> **WHAT IS EXPECTED**: Look through the data below and work out how many lines contain the string "noul". Give the number alone.

--- BEGIN ---

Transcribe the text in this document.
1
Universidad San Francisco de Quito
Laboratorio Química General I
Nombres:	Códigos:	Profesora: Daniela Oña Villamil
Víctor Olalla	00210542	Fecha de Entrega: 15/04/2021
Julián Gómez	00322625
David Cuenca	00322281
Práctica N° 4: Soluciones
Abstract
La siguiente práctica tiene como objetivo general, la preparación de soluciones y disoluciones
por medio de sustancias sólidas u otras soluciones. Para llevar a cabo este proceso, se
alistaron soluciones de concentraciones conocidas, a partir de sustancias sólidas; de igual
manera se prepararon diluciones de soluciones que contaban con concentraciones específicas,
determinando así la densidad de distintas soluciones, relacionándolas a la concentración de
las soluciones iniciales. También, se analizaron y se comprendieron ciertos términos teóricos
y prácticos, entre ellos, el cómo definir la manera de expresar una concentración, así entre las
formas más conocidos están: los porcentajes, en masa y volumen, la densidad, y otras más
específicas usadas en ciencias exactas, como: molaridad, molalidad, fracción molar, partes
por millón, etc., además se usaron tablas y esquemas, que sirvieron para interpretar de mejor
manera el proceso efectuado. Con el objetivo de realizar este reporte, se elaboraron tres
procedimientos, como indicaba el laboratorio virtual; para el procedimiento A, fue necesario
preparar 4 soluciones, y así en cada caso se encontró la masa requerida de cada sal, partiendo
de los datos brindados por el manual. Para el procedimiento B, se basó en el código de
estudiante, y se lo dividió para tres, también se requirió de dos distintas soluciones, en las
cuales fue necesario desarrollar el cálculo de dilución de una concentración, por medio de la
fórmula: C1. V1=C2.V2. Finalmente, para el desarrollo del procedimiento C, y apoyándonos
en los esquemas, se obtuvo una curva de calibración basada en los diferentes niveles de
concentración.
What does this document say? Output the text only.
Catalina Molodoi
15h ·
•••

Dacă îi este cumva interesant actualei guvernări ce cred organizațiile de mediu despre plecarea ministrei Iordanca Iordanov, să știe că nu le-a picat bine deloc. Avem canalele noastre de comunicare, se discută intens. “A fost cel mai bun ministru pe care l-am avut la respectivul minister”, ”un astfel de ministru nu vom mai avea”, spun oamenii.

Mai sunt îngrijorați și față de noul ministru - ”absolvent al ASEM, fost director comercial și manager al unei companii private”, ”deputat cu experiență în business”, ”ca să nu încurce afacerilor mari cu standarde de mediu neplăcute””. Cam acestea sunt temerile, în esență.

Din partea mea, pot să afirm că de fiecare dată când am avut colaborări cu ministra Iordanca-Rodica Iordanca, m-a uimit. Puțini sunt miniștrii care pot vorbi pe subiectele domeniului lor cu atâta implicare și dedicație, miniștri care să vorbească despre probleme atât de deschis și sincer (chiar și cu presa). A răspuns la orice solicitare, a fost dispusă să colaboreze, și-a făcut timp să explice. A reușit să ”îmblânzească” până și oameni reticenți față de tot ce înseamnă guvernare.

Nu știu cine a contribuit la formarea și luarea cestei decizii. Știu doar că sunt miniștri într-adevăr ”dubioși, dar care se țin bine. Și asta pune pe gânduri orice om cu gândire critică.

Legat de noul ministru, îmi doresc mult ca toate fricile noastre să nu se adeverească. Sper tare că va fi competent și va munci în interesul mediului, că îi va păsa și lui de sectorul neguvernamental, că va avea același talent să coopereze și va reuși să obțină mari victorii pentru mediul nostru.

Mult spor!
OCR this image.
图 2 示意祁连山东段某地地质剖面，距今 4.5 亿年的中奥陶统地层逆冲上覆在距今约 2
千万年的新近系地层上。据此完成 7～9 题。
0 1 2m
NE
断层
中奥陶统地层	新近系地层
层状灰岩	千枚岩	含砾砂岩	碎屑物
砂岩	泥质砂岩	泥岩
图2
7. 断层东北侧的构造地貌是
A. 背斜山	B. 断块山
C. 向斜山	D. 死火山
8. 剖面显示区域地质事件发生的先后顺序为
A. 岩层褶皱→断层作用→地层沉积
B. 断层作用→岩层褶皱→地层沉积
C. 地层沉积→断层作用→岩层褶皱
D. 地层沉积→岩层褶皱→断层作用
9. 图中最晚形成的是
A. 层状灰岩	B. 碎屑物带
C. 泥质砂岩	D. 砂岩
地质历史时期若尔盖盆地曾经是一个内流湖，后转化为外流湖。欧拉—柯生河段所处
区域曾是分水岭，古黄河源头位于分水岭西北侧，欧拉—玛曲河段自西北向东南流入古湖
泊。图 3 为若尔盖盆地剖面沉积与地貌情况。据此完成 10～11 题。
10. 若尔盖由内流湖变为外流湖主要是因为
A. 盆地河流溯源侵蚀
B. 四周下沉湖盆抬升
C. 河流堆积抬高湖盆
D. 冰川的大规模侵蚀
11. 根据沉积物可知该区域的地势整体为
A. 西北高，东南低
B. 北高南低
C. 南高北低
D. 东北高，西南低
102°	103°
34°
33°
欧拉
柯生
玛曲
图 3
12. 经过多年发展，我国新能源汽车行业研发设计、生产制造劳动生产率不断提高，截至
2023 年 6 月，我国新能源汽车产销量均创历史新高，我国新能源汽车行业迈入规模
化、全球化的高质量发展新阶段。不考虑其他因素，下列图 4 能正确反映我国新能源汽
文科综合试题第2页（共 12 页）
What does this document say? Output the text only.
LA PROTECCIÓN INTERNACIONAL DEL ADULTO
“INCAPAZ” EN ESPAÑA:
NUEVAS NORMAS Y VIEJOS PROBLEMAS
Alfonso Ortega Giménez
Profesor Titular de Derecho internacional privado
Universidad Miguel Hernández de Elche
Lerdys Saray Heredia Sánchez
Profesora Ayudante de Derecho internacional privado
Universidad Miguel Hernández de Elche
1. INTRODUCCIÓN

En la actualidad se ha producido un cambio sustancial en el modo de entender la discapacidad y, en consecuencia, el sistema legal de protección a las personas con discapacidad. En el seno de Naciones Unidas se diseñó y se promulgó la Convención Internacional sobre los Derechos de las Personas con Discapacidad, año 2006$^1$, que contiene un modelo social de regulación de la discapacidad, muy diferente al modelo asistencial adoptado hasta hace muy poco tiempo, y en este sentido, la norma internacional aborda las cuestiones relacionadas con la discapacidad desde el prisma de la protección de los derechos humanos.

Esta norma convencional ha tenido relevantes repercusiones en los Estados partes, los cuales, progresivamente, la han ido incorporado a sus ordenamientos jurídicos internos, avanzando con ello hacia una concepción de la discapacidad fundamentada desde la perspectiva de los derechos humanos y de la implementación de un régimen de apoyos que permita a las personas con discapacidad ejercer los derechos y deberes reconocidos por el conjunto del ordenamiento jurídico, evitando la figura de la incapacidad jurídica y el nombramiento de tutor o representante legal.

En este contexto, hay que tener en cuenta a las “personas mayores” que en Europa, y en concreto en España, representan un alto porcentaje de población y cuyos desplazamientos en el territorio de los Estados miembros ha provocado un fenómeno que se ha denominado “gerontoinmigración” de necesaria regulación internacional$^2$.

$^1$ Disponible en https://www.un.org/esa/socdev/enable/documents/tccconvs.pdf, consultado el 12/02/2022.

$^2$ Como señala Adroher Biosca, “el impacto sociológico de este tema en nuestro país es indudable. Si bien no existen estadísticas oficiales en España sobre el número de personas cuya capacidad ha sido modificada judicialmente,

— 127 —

--- END ---

> **ANSWER TO THE TASK**: 2